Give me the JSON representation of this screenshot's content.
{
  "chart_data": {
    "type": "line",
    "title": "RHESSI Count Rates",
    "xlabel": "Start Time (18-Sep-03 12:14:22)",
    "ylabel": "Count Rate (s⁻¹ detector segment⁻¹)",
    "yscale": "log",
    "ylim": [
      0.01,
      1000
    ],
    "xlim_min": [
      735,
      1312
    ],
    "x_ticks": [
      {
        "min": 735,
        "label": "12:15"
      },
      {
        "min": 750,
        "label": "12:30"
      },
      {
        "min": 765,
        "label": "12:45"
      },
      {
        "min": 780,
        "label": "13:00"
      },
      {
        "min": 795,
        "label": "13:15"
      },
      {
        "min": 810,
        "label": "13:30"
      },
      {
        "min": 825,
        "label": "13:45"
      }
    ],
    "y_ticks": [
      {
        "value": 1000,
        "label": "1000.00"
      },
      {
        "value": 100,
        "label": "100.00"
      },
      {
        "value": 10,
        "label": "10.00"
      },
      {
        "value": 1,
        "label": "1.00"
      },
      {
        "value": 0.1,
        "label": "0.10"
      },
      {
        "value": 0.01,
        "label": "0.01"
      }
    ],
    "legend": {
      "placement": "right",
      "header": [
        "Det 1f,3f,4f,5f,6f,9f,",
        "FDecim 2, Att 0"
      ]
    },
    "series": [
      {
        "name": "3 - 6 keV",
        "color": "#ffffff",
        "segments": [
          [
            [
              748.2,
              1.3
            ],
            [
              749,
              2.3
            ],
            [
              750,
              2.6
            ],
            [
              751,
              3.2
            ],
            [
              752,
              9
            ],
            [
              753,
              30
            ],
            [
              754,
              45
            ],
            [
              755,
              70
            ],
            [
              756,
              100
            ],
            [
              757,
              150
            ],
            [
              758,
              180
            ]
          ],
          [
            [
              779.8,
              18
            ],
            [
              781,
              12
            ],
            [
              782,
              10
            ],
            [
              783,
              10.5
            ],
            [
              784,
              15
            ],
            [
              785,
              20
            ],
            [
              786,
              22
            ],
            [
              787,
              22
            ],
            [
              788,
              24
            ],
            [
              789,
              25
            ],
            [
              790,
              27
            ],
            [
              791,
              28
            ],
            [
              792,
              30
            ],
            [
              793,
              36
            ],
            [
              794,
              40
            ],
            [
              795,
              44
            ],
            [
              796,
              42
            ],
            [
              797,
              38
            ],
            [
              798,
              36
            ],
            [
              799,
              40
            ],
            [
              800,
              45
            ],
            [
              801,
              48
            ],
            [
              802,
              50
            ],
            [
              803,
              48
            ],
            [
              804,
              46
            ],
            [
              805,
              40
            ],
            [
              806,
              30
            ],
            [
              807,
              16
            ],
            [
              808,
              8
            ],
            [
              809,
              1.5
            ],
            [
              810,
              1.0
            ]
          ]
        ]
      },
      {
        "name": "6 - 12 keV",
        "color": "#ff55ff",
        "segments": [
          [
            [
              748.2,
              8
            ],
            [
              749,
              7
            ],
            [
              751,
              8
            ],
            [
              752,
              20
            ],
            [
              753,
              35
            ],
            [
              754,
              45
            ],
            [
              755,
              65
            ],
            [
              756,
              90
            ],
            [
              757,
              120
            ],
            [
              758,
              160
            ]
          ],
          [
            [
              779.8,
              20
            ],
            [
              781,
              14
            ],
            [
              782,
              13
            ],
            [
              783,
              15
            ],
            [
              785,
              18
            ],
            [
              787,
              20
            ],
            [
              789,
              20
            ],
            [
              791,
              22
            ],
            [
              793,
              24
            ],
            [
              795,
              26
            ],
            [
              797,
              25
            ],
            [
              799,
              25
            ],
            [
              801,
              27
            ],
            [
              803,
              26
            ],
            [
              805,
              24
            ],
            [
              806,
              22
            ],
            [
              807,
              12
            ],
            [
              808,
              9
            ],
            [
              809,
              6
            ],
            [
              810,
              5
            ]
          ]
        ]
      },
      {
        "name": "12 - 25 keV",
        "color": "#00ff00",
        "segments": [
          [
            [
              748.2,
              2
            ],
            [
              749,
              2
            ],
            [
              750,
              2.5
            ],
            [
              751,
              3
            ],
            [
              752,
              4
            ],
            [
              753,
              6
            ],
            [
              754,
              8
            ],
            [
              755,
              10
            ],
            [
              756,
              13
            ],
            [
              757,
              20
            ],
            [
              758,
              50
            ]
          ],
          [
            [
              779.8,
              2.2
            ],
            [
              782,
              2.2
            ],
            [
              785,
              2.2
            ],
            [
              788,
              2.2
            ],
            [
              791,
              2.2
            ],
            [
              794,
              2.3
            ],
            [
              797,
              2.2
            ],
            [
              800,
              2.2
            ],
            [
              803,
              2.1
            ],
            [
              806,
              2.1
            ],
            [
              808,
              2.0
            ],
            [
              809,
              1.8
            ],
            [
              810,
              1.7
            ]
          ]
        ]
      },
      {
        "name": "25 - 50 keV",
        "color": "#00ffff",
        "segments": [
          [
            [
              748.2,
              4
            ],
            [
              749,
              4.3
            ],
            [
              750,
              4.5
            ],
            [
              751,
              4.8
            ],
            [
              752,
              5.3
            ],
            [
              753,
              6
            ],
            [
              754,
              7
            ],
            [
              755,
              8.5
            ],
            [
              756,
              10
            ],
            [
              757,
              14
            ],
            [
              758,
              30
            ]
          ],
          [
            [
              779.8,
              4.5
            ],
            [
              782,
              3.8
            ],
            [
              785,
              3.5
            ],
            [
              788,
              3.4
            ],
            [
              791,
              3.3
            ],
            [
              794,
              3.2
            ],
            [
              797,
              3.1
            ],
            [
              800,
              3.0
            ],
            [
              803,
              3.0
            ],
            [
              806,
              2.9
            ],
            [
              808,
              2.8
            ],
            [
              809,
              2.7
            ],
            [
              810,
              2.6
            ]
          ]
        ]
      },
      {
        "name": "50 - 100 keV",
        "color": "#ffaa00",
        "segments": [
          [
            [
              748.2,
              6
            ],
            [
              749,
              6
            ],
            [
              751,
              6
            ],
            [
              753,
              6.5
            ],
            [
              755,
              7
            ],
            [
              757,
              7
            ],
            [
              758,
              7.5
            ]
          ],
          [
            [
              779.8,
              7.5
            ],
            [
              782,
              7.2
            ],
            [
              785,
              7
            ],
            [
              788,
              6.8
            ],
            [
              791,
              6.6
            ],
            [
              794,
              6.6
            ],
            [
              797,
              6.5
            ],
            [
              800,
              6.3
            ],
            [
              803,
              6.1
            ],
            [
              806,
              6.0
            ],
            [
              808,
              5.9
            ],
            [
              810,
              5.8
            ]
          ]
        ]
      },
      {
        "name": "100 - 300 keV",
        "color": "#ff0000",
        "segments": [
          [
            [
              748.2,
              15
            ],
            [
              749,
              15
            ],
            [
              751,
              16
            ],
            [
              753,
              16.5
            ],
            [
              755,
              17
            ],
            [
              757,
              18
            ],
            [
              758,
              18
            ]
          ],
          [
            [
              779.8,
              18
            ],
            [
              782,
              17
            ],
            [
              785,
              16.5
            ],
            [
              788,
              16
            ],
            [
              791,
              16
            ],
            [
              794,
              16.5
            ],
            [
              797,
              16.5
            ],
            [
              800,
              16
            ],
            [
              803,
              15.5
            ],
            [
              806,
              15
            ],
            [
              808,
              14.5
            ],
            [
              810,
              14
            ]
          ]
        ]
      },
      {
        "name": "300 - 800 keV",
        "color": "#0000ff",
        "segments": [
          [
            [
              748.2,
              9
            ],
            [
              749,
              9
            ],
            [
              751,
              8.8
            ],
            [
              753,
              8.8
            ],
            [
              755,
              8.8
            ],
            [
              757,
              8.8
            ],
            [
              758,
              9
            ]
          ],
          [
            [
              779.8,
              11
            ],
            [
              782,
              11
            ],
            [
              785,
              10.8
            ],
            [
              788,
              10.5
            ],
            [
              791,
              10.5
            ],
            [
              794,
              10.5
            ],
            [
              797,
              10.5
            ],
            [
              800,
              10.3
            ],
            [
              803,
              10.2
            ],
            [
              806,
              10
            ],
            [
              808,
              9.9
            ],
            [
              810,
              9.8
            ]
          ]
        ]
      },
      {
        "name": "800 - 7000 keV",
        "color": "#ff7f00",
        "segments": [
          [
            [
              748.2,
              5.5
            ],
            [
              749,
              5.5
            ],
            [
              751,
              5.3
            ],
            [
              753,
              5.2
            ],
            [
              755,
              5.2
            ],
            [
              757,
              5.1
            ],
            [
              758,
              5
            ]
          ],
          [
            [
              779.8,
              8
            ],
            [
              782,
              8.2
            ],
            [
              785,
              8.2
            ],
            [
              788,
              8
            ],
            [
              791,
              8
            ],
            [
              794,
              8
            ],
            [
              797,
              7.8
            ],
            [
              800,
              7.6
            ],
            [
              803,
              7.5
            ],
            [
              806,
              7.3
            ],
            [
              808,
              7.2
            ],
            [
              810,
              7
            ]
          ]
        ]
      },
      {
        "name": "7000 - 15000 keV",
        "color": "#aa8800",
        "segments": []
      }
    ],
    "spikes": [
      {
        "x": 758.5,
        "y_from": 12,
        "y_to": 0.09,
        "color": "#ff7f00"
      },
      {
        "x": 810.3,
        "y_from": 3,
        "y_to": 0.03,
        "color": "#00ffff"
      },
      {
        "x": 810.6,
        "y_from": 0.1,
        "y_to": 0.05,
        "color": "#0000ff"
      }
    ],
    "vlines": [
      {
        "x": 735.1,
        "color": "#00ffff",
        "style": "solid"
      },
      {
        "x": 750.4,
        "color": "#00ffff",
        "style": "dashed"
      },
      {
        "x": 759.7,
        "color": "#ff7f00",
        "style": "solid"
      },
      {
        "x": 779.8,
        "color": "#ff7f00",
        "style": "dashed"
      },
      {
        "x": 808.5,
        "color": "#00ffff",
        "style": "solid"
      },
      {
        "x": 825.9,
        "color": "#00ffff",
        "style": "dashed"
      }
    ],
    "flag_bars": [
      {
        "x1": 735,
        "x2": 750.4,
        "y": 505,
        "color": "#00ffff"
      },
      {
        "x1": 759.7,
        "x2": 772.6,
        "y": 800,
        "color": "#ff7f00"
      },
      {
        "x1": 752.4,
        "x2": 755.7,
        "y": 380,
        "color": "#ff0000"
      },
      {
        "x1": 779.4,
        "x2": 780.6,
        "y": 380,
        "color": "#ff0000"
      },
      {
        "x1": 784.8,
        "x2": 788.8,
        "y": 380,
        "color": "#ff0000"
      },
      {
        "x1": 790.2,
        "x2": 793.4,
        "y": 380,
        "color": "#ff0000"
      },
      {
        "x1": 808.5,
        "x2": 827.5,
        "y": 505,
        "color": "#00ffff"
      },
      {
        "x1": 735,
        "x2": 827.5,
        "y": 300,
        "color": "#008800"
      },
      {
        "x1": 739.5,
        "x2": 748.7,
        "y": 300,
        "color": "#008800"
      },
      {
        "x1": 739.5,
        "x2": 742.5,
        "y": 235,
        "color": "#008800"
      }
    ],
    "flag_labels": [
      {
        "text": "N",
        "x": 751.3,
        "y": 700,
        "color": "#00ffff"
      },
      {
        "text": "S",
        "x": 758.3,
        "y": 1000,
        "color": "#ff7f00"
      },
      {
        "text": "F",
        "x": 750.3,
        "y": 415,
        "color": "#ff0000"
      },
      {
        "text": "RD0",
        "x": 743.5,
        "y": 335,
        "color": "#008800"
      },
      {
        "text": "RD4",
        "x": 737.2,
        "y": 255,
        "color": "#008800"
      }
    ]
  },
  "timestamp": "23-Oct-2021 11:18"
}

○ ○ ○ ○ ○

__TASK DESCRIPTION__: Search the lines for "Count". Copy each line that has it.

__ANSWER TO THE EXERCISE__:
    "title": "RHESSI Count Rates",
    "ylabel": "Count Rate (s⁻¹ detector segment⁻¹)",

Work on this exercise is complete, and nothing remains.